Aim: The listing below should be written out exactly; please include all of it.
## Begin Records for processing
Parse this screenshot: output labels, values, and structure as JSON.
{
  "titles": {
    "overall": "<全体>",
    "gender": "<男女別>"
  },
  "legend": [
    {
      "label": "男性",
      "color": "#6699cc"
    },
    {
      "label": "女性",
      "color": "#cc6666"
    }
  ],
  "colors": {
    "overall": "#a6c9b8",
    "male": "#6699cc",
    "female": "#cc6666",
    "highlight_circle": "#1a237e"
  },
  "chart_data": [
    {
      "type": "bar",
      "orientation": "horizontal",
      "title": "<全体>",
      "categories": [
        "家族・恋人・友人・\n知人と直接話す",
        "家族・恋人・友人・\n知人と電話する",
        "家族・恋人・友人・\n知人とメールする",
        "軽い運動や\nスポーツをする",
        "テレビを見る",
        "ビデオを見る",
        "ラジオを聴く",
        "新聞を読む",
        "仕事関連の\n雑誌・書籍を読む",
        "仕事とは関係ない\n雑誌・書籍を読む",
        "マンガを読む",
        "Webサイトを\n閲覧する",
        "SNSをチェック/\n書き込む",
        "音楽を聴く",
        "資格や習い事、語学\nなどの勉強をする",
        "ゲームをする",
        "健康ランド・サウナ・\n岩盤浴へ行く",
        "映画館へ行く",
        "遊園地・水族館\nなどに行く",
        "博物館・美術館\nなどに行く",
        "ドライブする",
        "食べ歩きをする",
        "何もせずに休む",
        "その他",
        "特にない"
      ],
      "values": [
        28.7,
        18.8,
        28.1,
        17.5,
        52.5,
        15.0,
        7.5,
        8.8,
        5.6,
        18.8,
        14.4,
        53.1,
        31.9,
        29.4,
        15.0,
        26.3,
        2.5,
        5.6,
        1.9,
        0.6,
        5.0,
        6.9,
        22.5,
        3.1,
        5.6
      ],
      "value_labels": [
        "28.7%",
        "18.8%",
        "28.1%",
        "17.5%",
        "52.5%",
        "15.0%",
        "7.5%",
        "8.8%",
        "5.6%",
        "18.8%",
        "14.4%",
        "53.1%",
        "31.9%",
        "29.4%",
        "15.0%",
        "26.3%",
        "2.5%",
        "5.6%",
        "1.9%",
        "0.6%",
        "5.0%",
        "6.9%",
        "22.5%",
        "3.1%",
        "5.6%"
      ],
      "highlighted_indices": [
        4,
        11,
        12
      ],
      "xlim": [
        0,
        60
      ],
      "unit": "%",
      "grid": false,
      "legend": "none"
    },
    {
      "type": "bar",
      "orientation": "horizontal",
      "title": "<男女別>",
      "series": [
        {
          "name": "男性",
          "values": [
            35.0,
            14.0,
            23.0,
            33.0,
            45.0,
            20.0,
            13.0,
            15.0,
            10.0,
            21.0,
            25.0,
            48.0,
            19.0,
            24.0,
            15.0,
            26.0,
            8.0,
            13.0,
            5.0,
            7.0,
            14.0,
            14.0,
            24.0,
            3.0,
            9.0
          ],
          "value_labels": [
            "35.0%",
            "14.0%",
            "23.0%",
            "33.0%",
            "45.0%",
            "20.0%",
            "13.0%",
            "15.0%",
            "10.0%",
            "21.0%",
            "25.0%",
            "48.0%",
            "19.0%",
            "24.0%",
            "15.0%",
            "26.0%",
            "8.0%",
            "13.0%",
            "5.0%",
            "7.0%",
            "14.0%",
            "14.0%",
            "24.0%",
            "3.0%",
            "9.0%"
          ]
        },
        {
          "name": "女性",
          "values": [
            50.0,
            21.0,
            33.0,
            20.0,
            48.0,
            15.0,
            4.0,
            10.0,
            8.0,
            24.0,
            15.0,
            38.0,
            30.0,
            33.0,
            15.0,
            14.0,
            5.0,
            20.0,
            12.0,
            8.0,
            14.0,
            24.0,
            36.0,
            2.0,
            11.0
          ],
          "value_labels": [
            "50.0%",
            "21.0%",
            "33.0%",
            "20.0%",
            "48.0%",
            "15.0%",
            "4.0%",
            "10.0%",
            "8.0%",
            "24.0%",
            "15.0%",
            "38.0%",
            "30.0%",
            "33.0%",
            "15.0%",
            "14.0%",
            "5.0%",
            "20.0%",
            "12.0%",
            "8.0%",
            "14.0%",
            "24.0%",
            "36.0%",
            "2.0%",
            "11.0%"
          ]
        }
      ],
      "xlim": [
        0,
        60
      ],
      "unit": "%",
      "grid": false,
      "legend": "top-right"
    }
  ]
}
## End Records for processing
Response to this exercise:
Parse this screenshot: output labels, values, and structure as JSON.
{
  "titles": {
    "overall": "<全体>",
    "gender": "<男女別>"
  },
  "legend": [
    {
      "label": "男性",
      "color": "#6699cc"
    },
    {
      "label": "女性",
      "color": "#cc6666"
    }
  ],
  "colors": {
    "overall": "#a6c9b8",
    "male": "#6699cc",
    "female": "#cc6666",
    "highlight_circle": "#1a237e"
  },
  "chart_data": [
    {
      "type": "bar",
      "orientation": "horizontal",
      "title": "<全体>",
      "categories": [
        "家族・恋人・友人・\n知人と直接話す",
        "家族・恋人・友人・\n知人と電話する",
        "家族・恋人・友人・\n知人とメールする",
        "軽い運動や\nスポーツをする",
        "テレビを見る",
        "ビデオを見る",
        "ラジオを聴く",
        "新聞を読む",
        "仕事関連の\n雑誌・書籍を読む",
        "仕事とは関係ない\n雑誌・書籍を読む",
        "マンガを読む",
        "Webサイトを\n閲覧する",
        "SNSをチェック/\n書き込む",
        "音楽を聴く",
        "資格や習い事、語学\nなどの勉強をする",
        "ゲームをする",
        "健康ランド・サウナ・\n岩盤浴へ行く",
        "映画館へ行く",
        "遊園地・水族館\nなどに行く",
        "博物館・美術館\nなどに行く",
        "ドライブする",
        "食べ歩きをする",
        "何もせずに休む",
        "その他",
        "特にない"
      ],
      "values": [
        28.7,
        18.8,
        28.1,
        17.5,
        52.5,
        15.0,
        7.5,
        8.8,
        5.6,
        18.8,
        14.4,
        53.1,
        31.9,
        29.4,
        15.0,
        26.3,
        2.5,
        5.6,
        1.9,
        0.6,
        5.0,
        6.9,
        22.5,
        3.1,
        5.6
      ],
      "value_labels": [
        "28.7%",
        "18.8%",
        "28.1%",
        "17.5%",
        "52.5%",
        "15.0%",
        "7.5%",
        "8.8%",
        "5.6%",
        "18.8%",
        "14.4%",
        "53.1%",
        "31.9%",
        "29.4%",
        "15.0%",
        "26.3%",
        "2.5%",
        "5.6%",
        "1.9%",
        "0.6%",
        "5.0%",
        "6.9%",
        "22.5%",
        "3.1%",
        "5.6%"
      ],
      "highlighted_indices": [
        4,
        11,
        12
      ],
      "xlim": [
        0,
        60
      ],
      "unit": "%",
      "grid": false,
      "legend": "none"
    },
    {
      "type": "bar",
      "orientation": "horizontal",
      "title": "<男女別>",
      "series": [
        {
          "name": "男性",
          "values": [
            35.0,
            14.0,
            23.0,
            33.0,
            45.0,
            20.0,
            13.0,
            15.0,
            10.0,
            21.0,
            25.0,
            48.0,
            19.0,
            24.0,
            15.0,
            26.0,
            8.0,
            13.0,
            5.0,
            7.0,
            14.0,
            14.0,
            24.0,
            3.0,
            9.0
          ],
          "value_labels": [
            "35.0%",
            "14.0%",
            "23.0%",
            "33.0%",
            "45.0%",
            "20.0%",
            "13.0%",
            "15.0%",
            "10.0%",
            "21.0%",
            "25.0%",
            "48.0%",
            "19.0%",
            "24.0%",
            "15.0%",
            "26.0%",
            "8.0%",
            "13.0%",
            "5.0%",
            "7.0%",
            "14.0%",
            "14.0%",
            "24.0%",
            "3.0%",
            "9.0%"
          ]
        },
        {
          "name": "女性",
          "values": [
            50.0,
            21.0,
            33.0,
            20.0,
            48.0,
            15.0,
            4.0,
            10.0,
            8.0,
            24.0,
            15.0,
            38.0,
            30.0,
            33.0,
            15.0,
            14.0,
            5.0,
            20.0,
            12.0,
            8.0,
            14.0,
            24.0,
            36.0,
            2.0,
            11.0
          ],
          "value_labels": [
            "50.0%",
            "21.0%",
            "33.0%",
            "20.0%",
            "48.0%",
            "15.0%",
            "4.0%",
            "10.0%",
            "8.0%",
            "24.0%",
            "15.0%",
            "38.0%",
            "30.0%",
            "33.0%",
            "15.0%",
            "14.0%",
            "5.0%",
            "20.0%",
            "12.0%",
            "8.0%",
            "14.0%",
            "24.0%",
            "36.0%",
            "2.0%",
            "11.0%"
          ]
        }
      ],
      "xlim": [
        0,
        60
      ],
      "unit": "%",
      "grid": false,
      "legend": "top-right"
    }
  ]
}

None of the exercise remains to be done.